# [What is being asked]
Look through the lines below and extract each one that contains "this".

# [Task data]
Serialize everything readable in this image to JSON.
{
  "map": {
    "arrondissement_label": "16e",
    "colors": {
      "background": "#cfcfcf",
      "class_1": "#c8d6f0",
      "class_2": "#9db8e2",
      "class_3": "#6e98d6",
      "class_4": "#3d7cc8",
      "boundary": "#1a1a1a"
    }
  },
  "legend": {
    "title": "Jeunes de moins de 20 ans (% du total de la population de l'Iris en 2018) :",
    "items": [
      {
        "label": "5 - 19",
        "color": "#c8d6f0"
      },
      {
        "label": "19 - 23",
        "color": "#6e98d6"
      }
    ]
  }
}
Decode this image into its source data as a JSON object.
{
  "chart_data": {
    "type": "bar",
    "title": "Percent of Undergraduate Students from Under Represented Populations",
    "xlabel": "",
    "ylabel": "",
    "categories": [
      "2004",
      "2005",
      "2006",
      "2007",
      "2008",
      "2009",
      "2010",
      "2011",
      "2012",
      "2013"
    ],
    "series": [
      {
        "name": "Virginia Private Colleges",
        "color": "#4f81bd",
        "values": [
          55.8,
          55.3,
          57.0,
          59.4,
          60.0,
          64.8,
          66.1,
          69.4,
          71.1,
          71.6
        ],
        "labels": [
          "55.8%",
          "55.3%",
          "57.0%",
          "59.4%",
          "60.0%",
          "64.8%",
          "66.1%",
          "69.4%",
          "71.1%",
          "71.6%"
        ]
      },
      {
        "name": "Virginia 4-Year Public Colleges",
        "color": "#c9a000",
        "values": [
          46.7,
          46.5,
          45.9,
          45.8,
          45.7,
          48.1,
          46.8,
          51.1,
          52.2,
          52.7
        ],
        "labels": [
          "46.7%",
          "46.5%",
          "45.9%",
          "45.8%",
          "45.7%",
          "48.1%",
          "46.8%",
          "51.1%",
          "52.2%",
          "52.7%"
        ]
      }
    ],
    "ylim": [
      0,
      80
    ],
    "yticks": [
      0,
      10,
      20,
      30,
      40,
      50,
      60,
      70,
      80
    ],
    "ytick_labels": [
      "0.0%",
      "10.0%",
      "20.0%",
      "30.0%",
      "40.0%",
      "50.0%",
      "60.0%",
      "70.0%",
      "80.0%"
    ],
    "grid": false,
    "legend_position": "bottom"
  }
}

# [Task answer]
Serialize everything readable in this image to JSON.
Decode this image into its source data as a JSON object.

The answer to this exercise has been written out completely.